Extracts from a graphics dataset
┄┄┄┄┄┄┄┄┄┄┄┄┄┄┄┄┄┄┄┄

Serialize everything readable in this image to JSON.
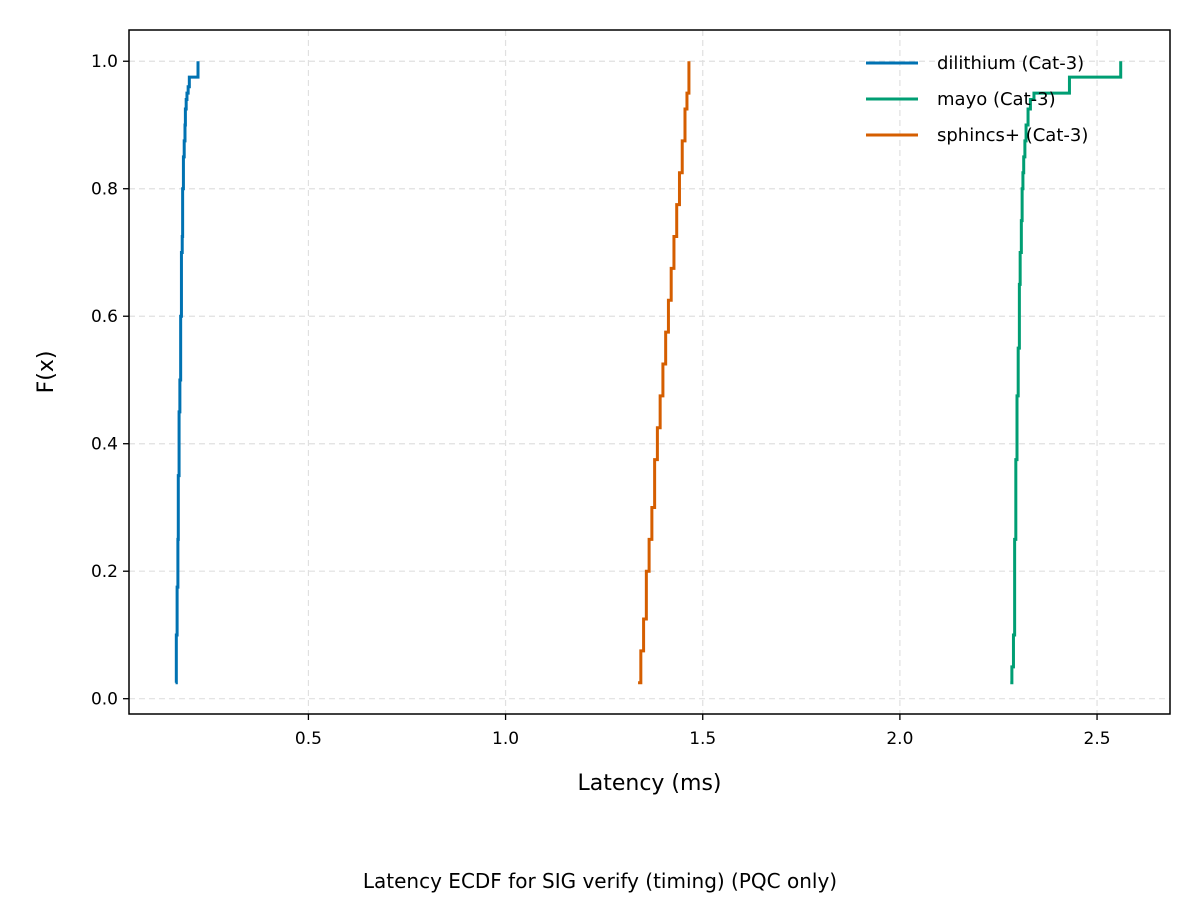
{
  "chart_data": {
    "type": "line",
    "subtype": "ecdf-step",
    "caption": "Latency ECDF for SIG verify (timing) (PQC only)",
    "xlabel": "Latency (ms)",
    "ylabel": "F(x)",
    "xlim": [
      0.045,
      2.685
    ],
    "ylim": [
      -0.024,
      1.049
    ],
    "xticks": [
      0.5,
      1.0,
      1.5,
      2.0,
      2.5
    ],
    "xtick_labels": [
      "0.5",
      "1.0",
      "1.5",
      "2.0",
      "2.5"
    ],
    "yticks": [
      0.0,
      0.2,
      0.4,
      0.6,
      0.8,
      1.0
    ],
    "ytick_labels": [
      "0.0",
      "0.2",
      "0.4",
      "0.6",
      "0.8",
      "1.0"
    ],
    "grid": true,
    "legend_position": "top-right",
    "series": [
      {
        "name": "dilithium (Cat-3)",
        "color": "#0072b2",
        "x": [
          0.163,
          0.165,
          0.167,
          0.169,
          0.17,
          0.172,
          0.174,
          0.176,
          0.178,
          0.18,
          0.181,
          0.183,
          0.185,
          0.187,
          0.188,
          0.19,
          0.192,
          0.195,
          0.198,
          0.22
        ],
        "y": [
          0.025,
          0.1,
          0.175,
          0.25,
          0.35,
          0.45,
          0.5,
          0.6,
          0.7,
          0.725,
          0.8,
          0.85,
          0.875,
          0.9,
          0.925,
          0.94,
          0.95,
          0.96,
          0.975,
          1.0
        ]
      },
      {
        "name": "mayo (Cat-3)",
        "color": "#009e73",
        "x": [
          2.28,
          2.284,
          2.288,
          2.291,
          2.294,
          2.297,
          2.3,
          2.303,
          2.305,
          2.308,
          2.31,
          2.312,
          2.314,
          2.317,
          2.32,
          2.325,
          2.331,
          2.34,
          2.38,
          2.43,
          2.56
        ],
        "y": [
          0.025,
          0.05,
          0.1,
          0.25,
          0.375,
          0.475,
          0.55,
          0.65,
          0.7,
          0.75,
          0.8,
          0.825,
          0.85,
          0.875,
          0.9,
          0.925,
          0.94,
          0.95,
          0.95,
          0.975,
          1.0
        ]
      },
      {
        "name": "sphincs+ (Cat-3)",
        "color": "#d55e00",
        "x": [
          1.336,
          1.343,
          1.35,
          1.357,
          1.364,
          1.371,
          1.378,
          1.385,
          1.392,
          1.399,
          1.406,
          1.413,
          1.42,
          1.427,
          1.434,
          1.441,
          1.448,
          1.455,
          1.46,
          1.465
        ],
        "y": [
          0.025,
          0.075,
          0.125,
          0.2,
          0.25,
          0.3,
          0.375,
          0.425,
          0.475,
          0.525,
          0.575,
          0.625,
          0.675,
          0.725,
          0.775,
          0.825,
          0.875,
          0.925,
          0.95,
          1.0
        ]
      }
    ]
  }
}
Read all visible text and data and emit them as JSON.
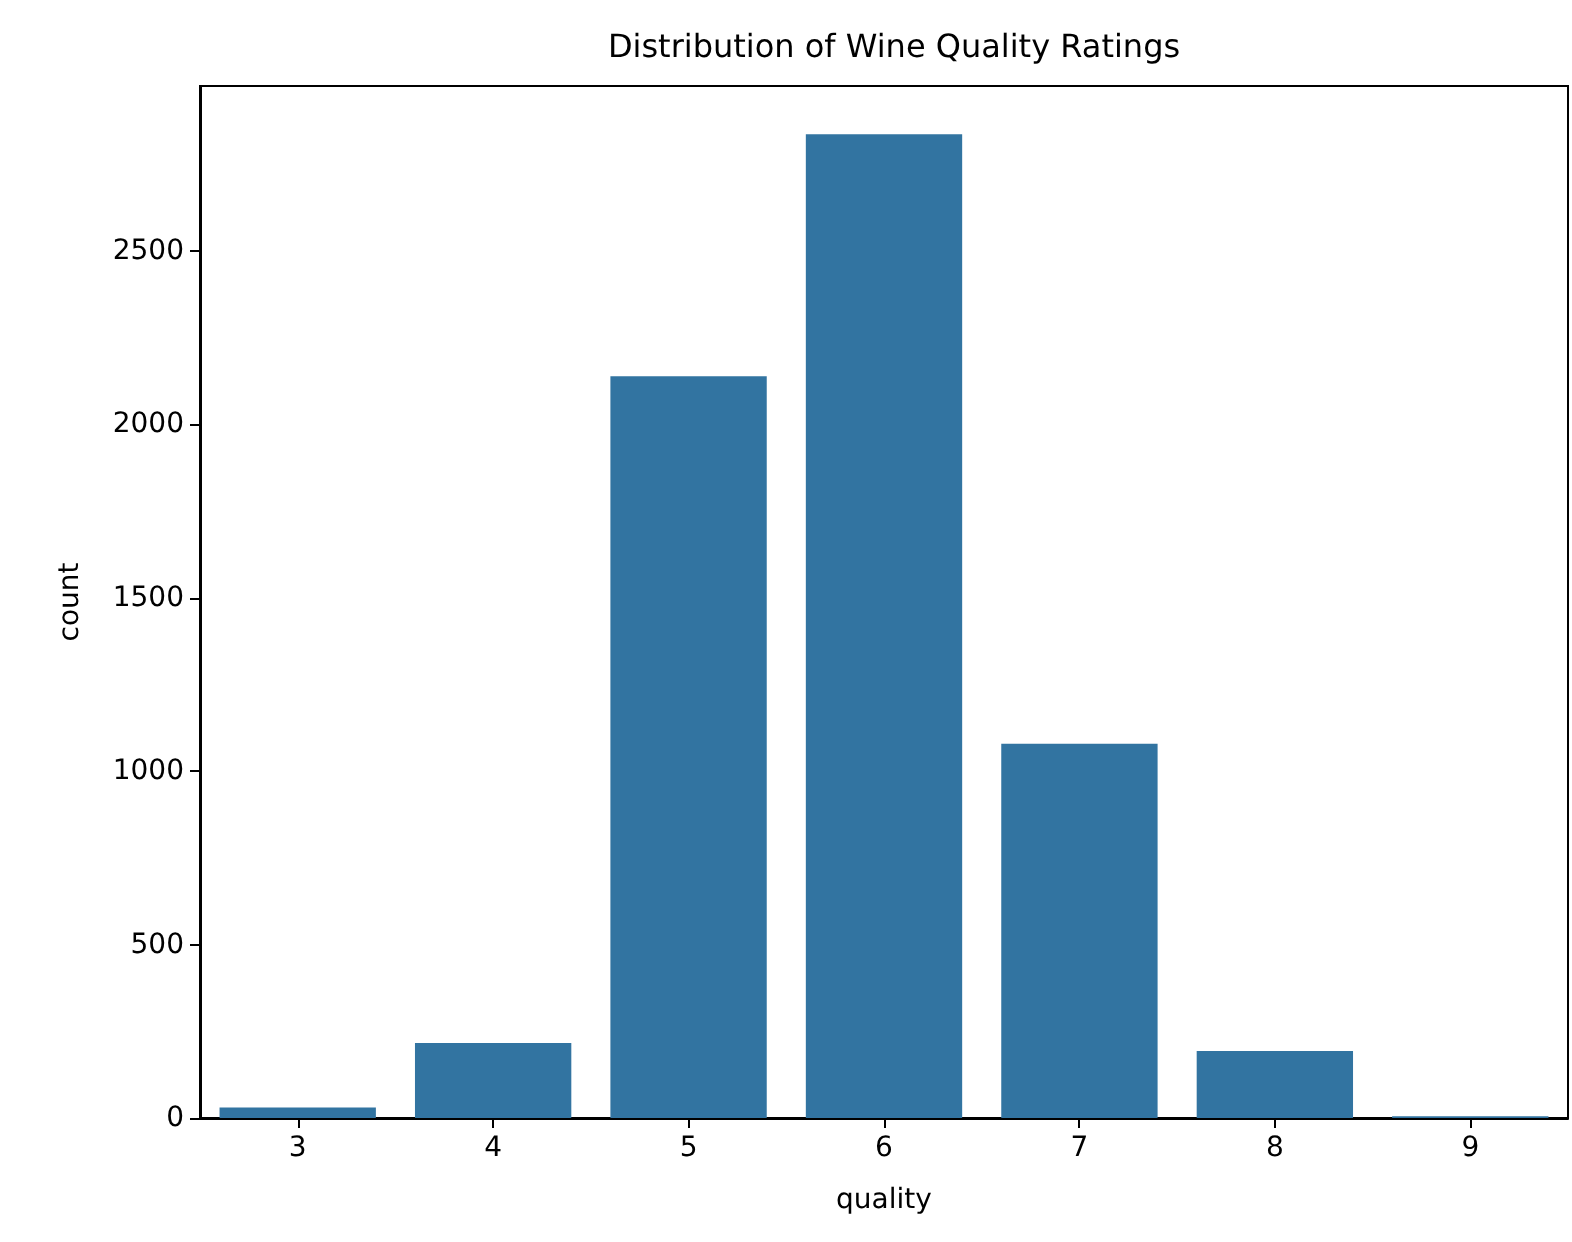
{
  "chart_data": {
    "type": "bar",
    "title": "Distribution of Wine Quality Ratings",
    "xlabel": "quality",
    "ylabel": "count",
    "categories": [
      "3",
      "4",
      "5",
      "6",
      "7",
      "8",
      "9"
    ],
    "values": [
      30,
      216,
      2138,
      2836,
      1079,
      193,
      5
    ],
    "color": "#3274a1",
    "ylim": [
      0,
      2975
    ],
    "yticks": [
      0,
      500,
      1000,
      1500,
      2000,
      2500
    ],
    "grid": false
  }
}
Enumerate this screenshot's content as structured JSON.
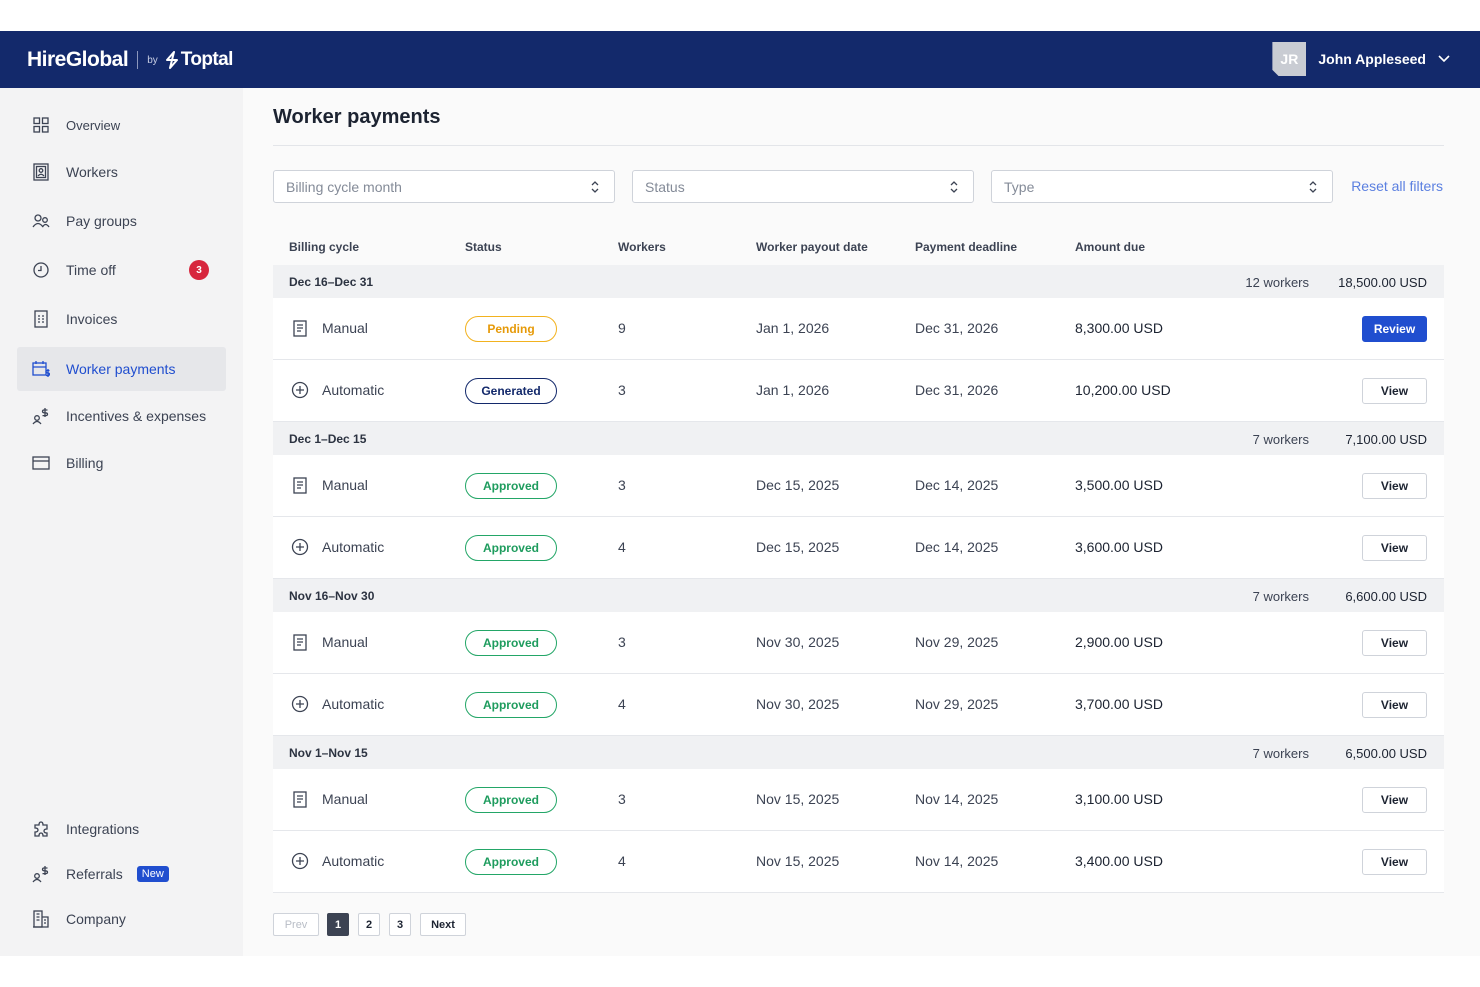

┄┄┄┄┄┄┄┄┄┄┄┄┄┄┄┄┄┄┄┄

Aim: Show all lines above holding "this".

Correct result:
Serialize everything readable in this image to JSON.
Enumerate this screenshot's content as structured JSON.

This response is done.